*** Source records ***

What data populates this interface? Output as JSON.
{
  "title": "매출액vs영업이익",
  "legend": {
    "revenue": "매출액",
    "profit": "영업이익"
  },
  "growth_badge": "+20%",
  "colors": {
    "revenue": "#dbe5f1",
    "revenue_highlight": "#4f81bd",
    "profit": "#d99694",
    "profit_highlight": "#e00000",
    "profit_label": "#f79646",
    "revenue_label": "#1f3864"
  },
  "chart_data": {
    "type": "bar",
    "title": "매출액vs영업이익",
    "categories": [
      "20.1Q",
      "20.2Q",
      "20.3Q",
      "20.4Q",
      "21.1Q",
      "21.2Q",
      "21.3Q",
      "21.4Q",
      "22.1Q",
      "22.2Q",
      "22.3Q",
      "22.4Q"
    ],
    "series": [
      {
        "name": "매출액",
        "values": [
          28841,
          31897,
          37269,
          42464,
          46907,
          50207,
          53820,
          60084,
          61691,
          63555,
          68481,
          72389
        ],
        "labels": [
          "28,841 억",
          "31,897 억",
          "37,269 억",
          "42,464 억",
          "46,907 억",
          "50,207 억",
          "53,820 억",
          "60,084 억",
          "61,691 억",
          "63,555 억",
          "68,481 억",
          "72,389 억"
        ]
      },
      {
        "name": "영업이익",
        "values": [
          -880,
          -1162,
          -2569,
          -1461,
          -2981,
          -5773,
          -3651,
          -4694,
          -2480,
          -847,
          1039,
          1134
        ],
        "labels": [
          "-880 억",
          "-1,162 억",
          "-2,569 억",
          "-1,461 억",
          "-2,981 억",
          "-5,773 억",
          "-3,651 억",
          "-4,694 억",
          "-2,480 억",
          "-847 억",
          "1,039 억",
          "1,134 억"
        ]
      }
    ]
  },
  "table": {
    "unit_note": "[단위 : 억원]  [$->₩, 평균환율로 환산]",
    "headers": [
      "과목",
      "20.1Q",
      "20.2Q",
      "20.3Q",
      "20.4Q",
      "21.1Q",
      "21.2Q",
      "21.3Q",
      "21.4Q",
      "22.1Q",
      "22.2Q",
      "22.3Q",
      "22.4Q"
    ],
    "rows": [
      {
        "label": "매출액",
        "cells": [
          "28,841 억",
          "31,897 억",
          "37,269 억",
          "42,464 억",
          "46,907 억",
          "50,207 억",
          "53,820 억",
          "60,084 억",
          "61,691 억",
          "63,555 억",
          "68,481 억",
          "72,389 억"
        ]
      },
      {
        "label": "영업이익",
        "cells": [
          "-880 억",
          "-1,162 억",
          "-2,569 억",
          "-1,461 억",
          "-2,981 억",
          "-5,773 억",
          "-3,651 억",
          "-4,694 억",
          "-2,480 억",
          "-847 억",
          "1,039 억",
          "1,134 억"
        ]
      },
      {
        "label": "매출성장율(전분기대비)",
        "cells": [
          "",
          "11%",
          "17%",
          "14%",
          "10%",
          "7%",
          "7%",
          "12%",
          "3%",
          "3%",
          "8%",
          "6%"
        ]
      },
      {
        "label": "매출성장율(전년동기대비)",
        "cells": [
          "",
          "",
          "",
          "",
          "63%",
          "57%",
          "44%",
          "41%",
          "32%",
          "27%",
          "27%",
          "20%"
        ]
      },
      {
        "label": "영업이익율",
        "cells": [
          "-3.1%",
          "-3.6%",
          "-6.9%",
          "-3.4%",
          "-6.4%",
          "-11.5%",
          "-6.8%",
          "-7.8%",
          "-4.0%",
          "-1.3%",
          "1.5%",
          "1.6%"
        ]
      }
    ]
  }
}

***

Copy every line that contains the string "매출성장율".

        "label": "매출성장율(전분기대비)",
        "label": "매출성장율(전년동기대비)",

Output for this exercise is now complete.